* _What to work on_
Would you write out the listing verbatim and skip every picture in it?

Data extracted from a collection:
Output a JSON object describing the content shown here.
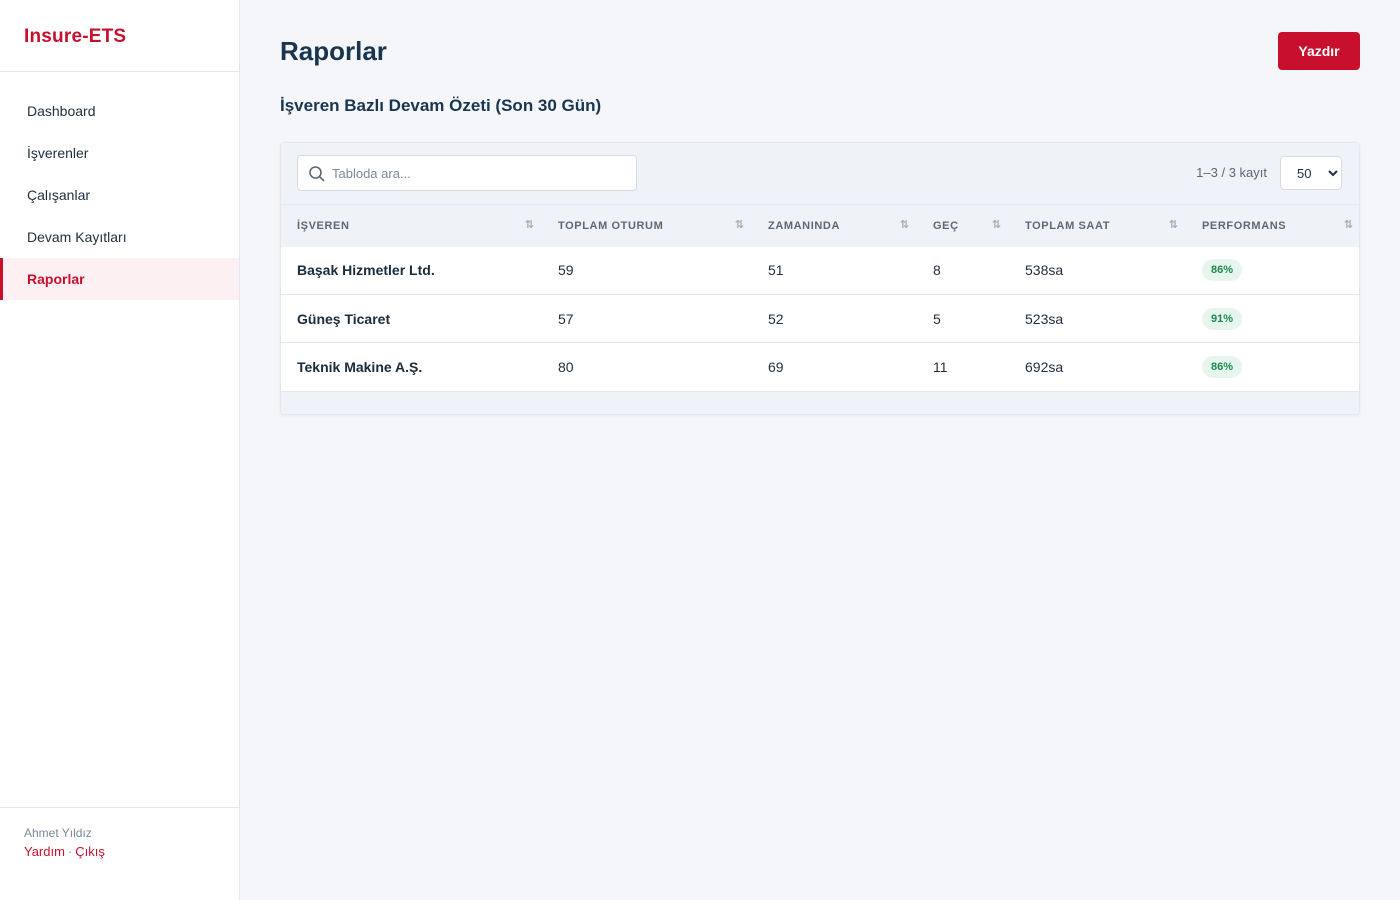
{
  "sidebar": {
    "brand": "Insure-ETS",
    "items": [
      {
        "label": "Dashboard"
      },
      {
        "label": "İşverenler"
      },
      {
        "label": "Çalışanlar"
      },
      {
        "label": "Devam Kayıtları"
      },
      {
        "label": "Raporlar",
        "active": true
      }
    ],
    "footer": {
      "user_name": "Ahmet Yıldız",
      "help_label": "Yardım",
      "separator": "·",
      "logout_label": "Çıkış"
    }
  },
  "header": {
    "title": "Raporlar",
    "print_label": "Yazdır"
  },
  "report": {
    "section_title": "İşveren Bazlı Devam Özeti (Son 30 Gün)",
    "search": {
      "placeholder": "Tabloda ara...",
      "value": ""
    },
    "range_text": "1–3 / 3 kayıt",
    "page_size": {
      "selected": "50"
    },
    "columns": [
      "İŞVEREN",
      "TOPLAM OTURUM",
      "ZAMANINDA",
      "GEÇ",
      "TOPLAM SAAT",
      "PERFORMANS"
    ],
    "rows": [
      {
        "employer": "Başak Hizmetler Ltd.",
        "total_sessions": "59",
        "on_time": "51",
        "late": "8",
        "total_hours": "538sa",
        "performance": "86%"
      },
      {
        "employer": "Güneş Ticaret",
        "total_sessions": "57",
        "on_time": "52",
        "late": "5",
        "total_hours": "523sa",
        "performance": "91%"
      },
      {
        "employer": "Teknik Makine A.Ş.",
        "total_sessions": "80",
        "on_time": "69",
        "late": "11",
        "total_hours": "692sa",
        "performance": "86%"
      }
    ]
  },
  "colors": {
    "accent": "#c8102e",
    "heading": "#1a3550",
    "badge_bg": "#e6f6ee",
    "badge_text": "#1a8a4e"
  },
  "icons": {
    "search": "search-icon",
    "sort": "sort-icon"
  }
}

* _Result for this task_
Output a JSON object describing the content shown here.
{
  "sidebar": {
    "brand": "Insure-ETS",
    "items": [
      {
        "label": "Dashboard"
      },
      {
        "label": "İşverenler"
      },
      {
        "label": "Çalışanlar"
      },
      {
        "label": "Devam Kayıtları"
      },
      {
        "label": "Raporlar",
        "active": true
      }
    ],
    "footer": {
      "user_name": "Ahmet Yıldız",
      "help_label": "Yardım",
      "separator": "·",
      "logout_label": "Çıkış"
    }
  },
  "header": {
    "title": "Raporlar",
    "print_label": "Yazdır"
  },
  "report": {
    "section_title": "İşveren Bazlı Devam Özeti (Son 30 Gün)",
    "search": {
      "placeholder": "Tabloda ara...",
      "value": ""
    },
    "range_text": "1–3 / 3 kayıt",
    "page_size": {
      "selected": "50"
    },
    "columns": [
      "İŞVEREN",
      "TOPLAM OTURUM",
      "ZAMANINDA",
      "GEÇ",
      "TOPLAM SAAT",
      "PERFORMANS"
    ],
    "rows": [
      {
        "employer": "Başak Hizmetler Ltd.",
        "total_sessions": "59",
        "on_time": "51",
        "late": "8",
        "total_hours": "538sa",
        "performance": "86%"
      },
      {
        "employer": "Güneş Ticaret",
        "total_sessions": "57",
        "on_time": "52",
        "late": "5",
        "total_hours": "523sa",
        "performance": "91%"
      },
      {
        "employer": "Teknik Makine A.Ş.",
        "total_sessions": "80",
        "on_time": "69",
        "late": "11",
        "total_hours": "692sa",
        "performance": "86%"
      }
    ]
  },
  "colors": {
    "accent": "#c8102e",
    "heading": "#1a3550",
    "badge_bg": "#e6f6ee",
    "badge_text": "#1a8a4e"
  },
  "icons": {
    "search": "search-icon",
    "sort": "sort-icon"
  }
}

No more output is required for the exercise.